- WORK REQUIRED -
Using the entries that follow, count the lines containing the word "center" and give that number by itself.

- RECORDS SHOWN -
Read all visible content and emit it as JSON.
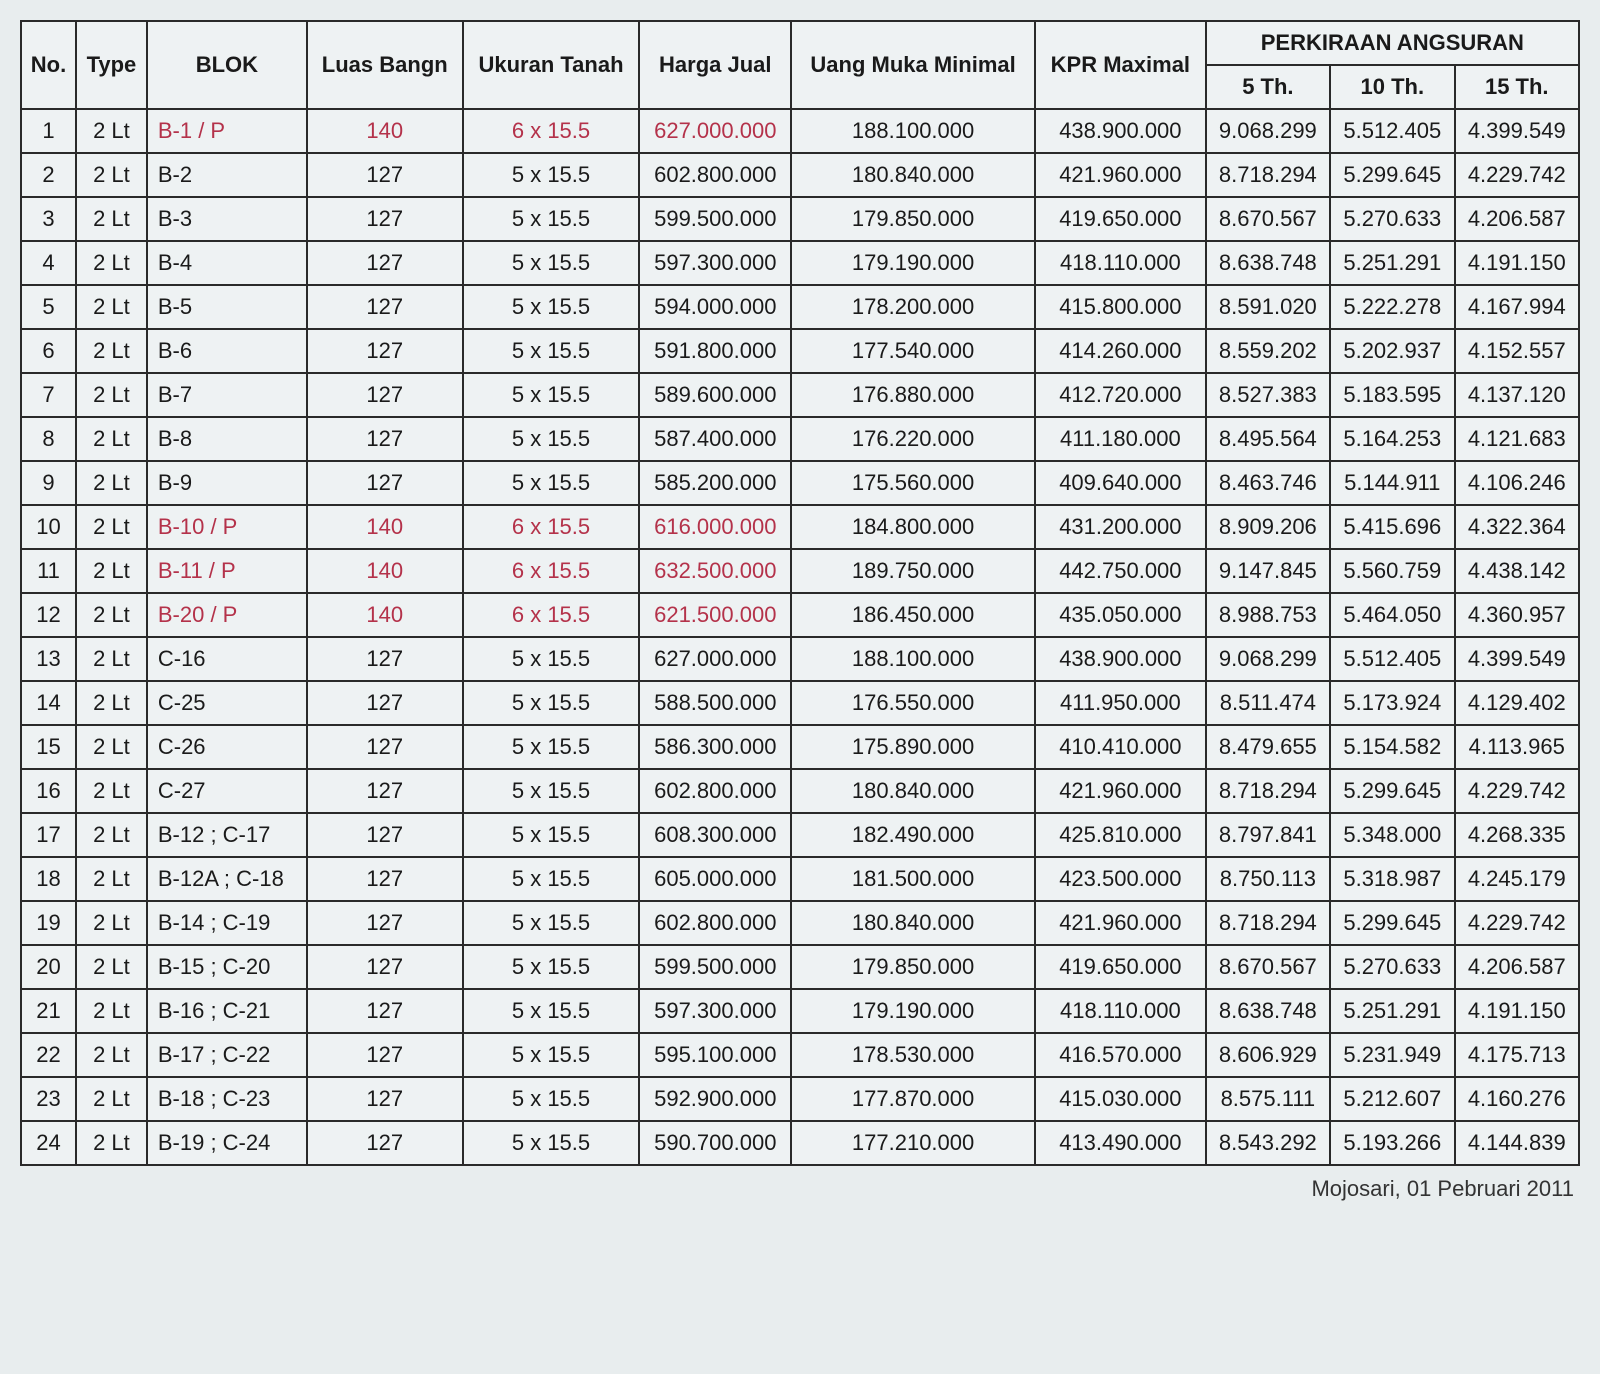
{
  "table": {
    "type": "table",
    "background_color": "#eef2f3",
    "border_color": "#2a2a2a",
    "highlight_color": "#b4324a",
    "dashed_color": "#c75a6e",
    "font_family": "Arial",
    "cell_fontsize": 22,
    "header_groups": {
      "no": "No.",
      "type": "Type",
      "blok": "BLOK",
      "luas_bangn": "Luas Bangn",
      "ukuran_tanah": "Ukuran Tanah",
      "harga_jual": "Harga Jual",
      "uang_muka": "Uang Muka Minimal",
      "kpr": "KPR Maximal",
      "angsuran": "PERKIRAAN ANGSURAN",
      "th5": "5 Th.",
      "th10": "10 Th.",
      "th15": "15 Th."
    },
    "column_align": {
      "no": "center",
      "type": "center",
      "blok": "left",
      "luas": "center",
      "ukuran": "center",
      "harga": "center",
      "uang": "center",
      "kpr": "center",
      "th5": "center",
      "th10": "center",
      "th15": "center"
    },
    "rows": [
      {
        "no": "1",
        "type": "2 Lt",
        "blok": "B-1 / P",
        "luas": "140",
        "ukuran": "6 x 15.5",
        "harga": "627.000.000",
        "uang": "188.100.000",
        "kpr": "438.900.000",
        "th5": "9.068.299",
        "th10": "5.512.405",
        "th15": "4.399.549",
        "highlight": true,
        "dashed": false
      },
      {
        "no": "2",
        "type": "2 Lt",
        "blok": "B-2",
        "luas": "127",
        "ukuran": "5 x 15.5",
        "harga": "602.800.000",
        "uang": "180.840.000",
        "kpr": "421.960.000",
        "th5": "8.718.294",
        "th10": "5.299.645",
        "th15": "4.229.742",
        "highlight": false,
        "dashed": false
      },
      {
        "no": "3",
        "type": "2 Lt",
        "blok": "B-3",
        "luas": "127",
        "ukuran": "5 x 15.5",
        "harga": "599.500.000",
        "uang": "179.850.000",
        "kpr": "419.650.000",
        "th5": "8.670.567",
        "th10": "5.270.633",
        "th15": "4.206.587",
        "highlight": false,
        "dashed": false
      },
      {
        "no": "4",
        "type": "2 Lt",
        "blok": "B-4",
        "luas": "127",
        "ukuran": "5 x 15.5",
        "harga": "597.300.000",
        "uang": "179.190.000",
        "kpr": "418.110.000",
        "th5": "8.638.748",
        "th10": "5.251.291",
        "th15": "4.191.150",
        "highlight": false,
        "dashed": false
      },
      {
        "no": "5",
        "type": "2 Lt",
        "blok": "B-5",
        "luas": "127",
        "ukuran": "5 x 15.5",
        "harga": "594.000.000",
        "uang": "178.200.000",
        "kpr": "415.800.000",
        "th5": "8.591.020",
        "th10": "5.222.278",
        "th15": "4.167.994",
        "highlight": false,
        "dashed": false
      },
      {
        "no": "6",
        "type": "2 Lt",
        "blok": "B-6",
        "luas": "127",
        "ukuran": "5 x 15.5",
        "harga": "591.800.000",
        "uang": "177.540.000",
        "kpr": "414.260.000",
        "th5": "8.559.202",
        "th10": "5.202.937",
        "th15": "4.152.557",
        "highlight": false,
        "dashed": true
      },
      {
        "no": "7",
        "type": "2 Lt",
        "blok": "B-7",
        "luas": "127",
        "ukuran": "5 x 15.5",
        "harga": "589.600.000",
        "uang": "176.880.000",
        "kpr": "412.720.000",
        "th5": "8.527.383",
        "th10": "5.183.595",
        "th15": "4.137.120",
        "highlight": false,
        "dashed": false
      },
      {
        "no": "8",
        "type": "2 Lt",
        "blok": "B-8",
        "luas": "127",
        "ukuran": "5 x 15.5",
        "harga": "587.400.000",
        "uang": "176.220.000",
        "kpr": "411.180.000",
        "th5": "8.495.564",
        "th10": "5.164.253",
        "th15": "4.121.683",
        "highlight": false,
        "dashed": false
      },
      {
        "no": "9",
        "type": "2 Lt",
        "blok": "B-9",
        "luas": "127",
        "ukuran": "5 x 15.5",
        "harga": "585.200.000",
        "uang": "175.560.000",
        "kpr": "409.640.000",
        "th5": "8.463.746",
        "th10": "5.144.911",
        "th15": "4.106.246",
        "highlight": false,
        "dashed": false
      },
      {
        "no": "10",
        "type": "2 Lt",
        "blok": "B-10 / P",
        "luas": "140",
        "ukuran": "6 x 15.5",
        "harga": "616.000.000",
        "uang": "184.800.000",
        "kpr": "431.200.000",
        "th5": "8.909.206",
        "th10": "5.415.696",
        "th15": "4.322.364",
        "highlight": true,
        "dashed": false
      },
      {
        "no": "11",
        "type": "2 Lt",
        "blok": "B-11 / P",
        "luas": "140",
        "ukuran": "6 x 15.5",
        "harga": "632.500.000",
        "uang": "189.750.000",
        "kpr": "442.750.000",
        "th5": "9.147.845",
        "th10": "5.560.759",
        "th15": "4.438.142",
        "highlight": true,
        "dashed": false
      },
      {
        "no": "12",
        "type": "2 Lt",
        "blok": "B-20 / P",
        "luas": "140",
        "ukuran": "6 x 15.5",
        "harga": "621.500.000",
        "uang": "186.450.000",
        "kpr": "435.050.000",
        "th5": "8.988.753",
        "th10": "5.464.050",
        "th15": "4.360.957",
        "highlight": true,
        "dashed": true
      },
      {
        "no": "13",
        "type": "2 Lt",
        "blok": "C-16",
        "luas": "127",
        "ukuran": "5 x 15.5",
        "harga": "627.000.000",
        "uang": "188.100.000",
        "kpr": "438.900.000",
        "th5": "9.068.299",
        "th10": "5.512.405",
        "th15": "4.399.549",
        "highlight": false,
        "dashed": false
      },
      {
        "no": "14",
        "type": "2 Lt",
        "blok": "C-25",
        "luas": "127",
        "ukuran": "5 x 15.5",
        "harga": "588.500.000",
        "uang": "176.550.000",
        "kpr": "411.950.000",
        "th5": "8.511.474",
        "th10": "5.173.924",
        "th15": "4.129.402",
        "highlight": false,
        "dashed": false
      },
      {
        "no": "15",
        "type": "2 Lt",
        "blok": "C-26",
        "luas": "127",
        "ukuran": "5 x 15.5",
        "harga": "586.300.000",
        "uang": "175.890.000",
        "kpr": "410.410.000",
        "th5": "8.479.655",
        "th10": "5.154.582",
        "th15": "4.113.965",
        "highlight": false,
        "dashed": false
      },
      {
        "no": "16",
        "type": "2 Lt",
        "blok": "C-27",
        "luas": "127",
        "ukuran": "5 x 15.5",
        "harga": "602.800.000",
        "uang": "180.840.000",
        "kpr": "421.960.000",
        "th5": "8.718.294",
        "th10": "5.299.645",
        "th15": "4.229.742",
        "highlight": false,
        "dashed": false
      },
      {
        "no": "17",
        "type": "2 Lt",
        "blok": "B-12 ; C-17",
        "luas": "127",
        "ukuran": "5 x 15.5",
        "harga": "608.300.000",
        "uang": "182.490.000",
        "kpr": "425.810.000",
        "th5": "8.797.841",
        "th10": "5.348.000",
        "th15": "4.268.335",
        "highlight": false,
        "dashed": false
      },
      {
        "no": "18",
        "type": "2 Lt",
        "blok": "B-12A ; C-18",
        "luas": "127",
        "ukuran": "5 x 15.5",
        "harga": "605.000.000",
        "uang": "181.500.000",
        "kpr": "423.500.000",
        "th5": "8.750.113",
        "th10": "5.318.987",
        "th15": "4.245.179",
        "highlight": false,
        "dashed": true
      },
      {
        "no": "19",
        "type": "2 Lt",
        "blok": "B-14 ; C-19",
        "luas": "127",
        "ukuran": "5 x 15.5",
        "harga": "602.800.000",
        "uang": "180.840.000",
        "kpr": "421.960.000",
        "th5": "8.718.294",
        "th10": "5.299.645",
        "th15": "4.229.742",
        "highlight": false,
        "dashed": false
      },
      {
        "no": "20",
        "type": "2 Lt",
        "blok": "B-15 ; C-20",
        "luas": "127",
        "ukuran": "5 x 15.5",
        "harga": "599.500.000",
        "uang": "179.850.000",
        "kpr": "419.650.000",
        "th5": "8.670.567",
        "th10": "5.270.633",
        "th15": "4.206.587",
        "highlight": false,
        "dashed": false
      },
      {
        "no": "21",
        "type": "2 Lt",
        "blok": "B-16 ; C-21",
        "luas": "127",
        "ukuran": "5 x 15.5",
        "harga": "597.300.000",
        "uang": "179.190.000",
        "kpr": "418.110.000",
        "th5": "8.638.748",
        "th10": "5.251.291",
        "th15": "4.191.150",
        "highlight": false,
        "dashed": false
      },
      {
        "no": "22",
        "type": "2 Lt",
        "blok": "B-17 ; C-22",
        "luas": "127",
        "ukuran": "5 x 15.5",
        "harga": "595.100.000",
        "uang": "178.530.000",
        "kpr": "416.570.000",
        "th5": "8.606.929",
        "th10": "5.231.949",
        "th15": "4.175.713",
        "highlight": false,
        "dashed": false
      },
      {
        "no": "23",
        "type": "2 Lt",
        "blok": "B-18 ; C-23",
        "luas": "127",
        "ukuran": "5 x 15.5",
        "harga": "592.900.000",
        "uang": "177.870.000",
        "kpr": "415.030.000",
        "th5": "8.575.111",
        "th10": "5.212.607",
        "th15": "4.160.276",
        "highlight": false,
        "dashed": false
      },
      {
        "no": "24",
        "type": "2 Lt",
        "blok": "B-19 ; C-24",
        "luas": "127",
        "ukuran": "5 x 15.5",
        "harga": "590.700.000",
        "uang": "177.210.000",
        "kpr": "413.490.000",
        "th5": "8.543.292",
        "th10": "5.193.266",
        "th15": "4.144.839",
        "highlight": false,
        "dashed": false
      }
    ]
  },
  "footer_text": "Mojosari, 01 Pebruari 2011"
}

- SOLUTION TO THE PROBLEM -
10